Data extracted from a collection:

====

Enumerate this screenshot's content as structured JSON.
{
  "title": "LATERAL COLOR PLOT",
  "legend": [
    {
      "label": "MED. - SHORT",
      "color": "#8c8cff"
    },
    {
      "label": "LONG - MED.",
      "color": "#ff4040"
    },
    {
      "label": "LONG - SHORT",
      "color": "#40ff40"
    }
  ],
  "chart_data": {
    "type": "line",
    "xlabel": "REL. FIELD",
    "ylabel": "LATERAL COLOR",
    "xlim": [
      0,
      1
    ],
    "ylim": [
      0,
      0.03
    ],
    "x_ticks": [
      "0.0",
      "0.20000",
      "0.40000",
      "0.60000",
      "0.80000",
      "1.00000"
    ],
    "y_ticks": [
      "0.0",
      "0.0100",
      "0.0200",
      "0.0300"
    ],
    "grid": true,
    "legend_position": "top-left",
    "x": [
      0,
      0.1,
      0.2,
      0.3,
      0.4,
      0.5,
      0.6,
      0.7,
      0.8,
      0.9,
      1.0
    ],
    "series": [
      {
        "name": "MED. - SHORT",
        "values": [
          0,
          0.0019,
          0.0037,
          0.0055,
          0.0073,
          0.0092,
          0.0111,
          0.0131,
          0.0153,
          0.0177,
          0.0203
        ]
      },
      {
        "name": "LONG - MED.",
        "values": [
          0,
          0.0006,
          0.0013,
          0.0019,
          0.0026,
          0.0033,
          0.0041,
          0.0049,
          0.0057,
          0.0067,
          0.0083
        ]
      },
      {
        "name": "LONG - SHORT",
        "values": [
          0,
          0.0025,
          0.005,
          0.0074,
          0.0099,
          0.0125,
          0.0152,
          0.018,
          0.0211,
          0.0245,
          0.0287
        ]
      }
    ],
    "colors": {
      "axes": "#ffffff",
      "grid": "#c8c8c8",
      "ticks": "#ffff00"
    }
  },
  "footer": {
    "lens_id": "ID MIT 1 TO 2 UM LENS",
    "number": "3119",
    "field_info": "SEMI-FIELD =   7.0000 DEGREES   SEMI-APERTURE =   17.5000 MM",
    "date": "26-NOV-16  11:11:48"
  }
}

====

GOAL:
From the first line to the last, please quote the material above exactly.

ANSWER TO THE PROBLEM:
Enumerate this screenshot's content as structured JSON.
{
  "title": "LATERAL COLOR PLOT",
  "legend": [
    {
      "label": "MED. - SHORT",
      "color": "#8c8cff"
    },
    {
      "label": "LONG - MED.",
      "color": "#ff4040"
    },
    {
      "label": "LONG - SHORT",
      "color": "#40ff40"
    }
  ],
  "chart_data": {
    "type": "line",
    "xlabel": "REL. FIELD",
    "ylabel": "LATERAL COLOR",
    "xlim": [
      0,
      1
    ],
    "ylim": [
      0,
      0.03
    ],
    "x_ticks": [
      "0.0",
      "0.20000",
      "0.40000",
      "0.60000",
      "0.80000",
      "1.00000"
    ],
    "y_ticks": [
      "0.0",
      "0.0100",
      "0.0200",
      "0.0300"
    ],
    "grid": true,
    "legend_position": "top-left",
    "x": [
      0,
      0.1,
      0.2,
      0.3,
      0.4,
      0.5,
      0.6,
      0.7,
      0.8,
      0.9,
      1.0
    ],
    "series": [
      {
        "name": "MED. - SHORT",
        "values": [
          0,
          0.0019,
          0.0037,
          0.0055,
          0.0073,
          0.0092,
          0.0111,
          0.0131,
          0.0153,
          0.0177,
          0.0203
        ]
      },
      {
        "name": "LONG - MED.",
        "values": [
          0,
          0.0006,
          0.0013,
          0.0019,
          0.0026,
          0.0033,
          0.0041,
          0.0049,
          0.0057,
          0.0067,
          0.0083
        ]
      },
      {
        "name": "LONG - SHORT",
        "values": [
          0,
          0.0025,
          0.005,
          0.0074,
          0.0099,
          0.0125,
          0.0152,
          0.018,
          0.0211,
          0.0245,
          0.0287
        ]
      }
    ],
    "colors": {
      "axes": "#ffffff",
      "grid": "#c8c8c8",
      "ticks": "#ffff00"
    }
  },
  "footer": {
    "lens_id": "ID MIT 1 TO 2 UM LENS",
    "number": "3119",
    "field_info": "SEMI-FIELD =   7.0000 DEGREES   SEMI-APERTURE =   17.5000 MM",
    "date": "26-NOV-16  11:11:48"
  }
}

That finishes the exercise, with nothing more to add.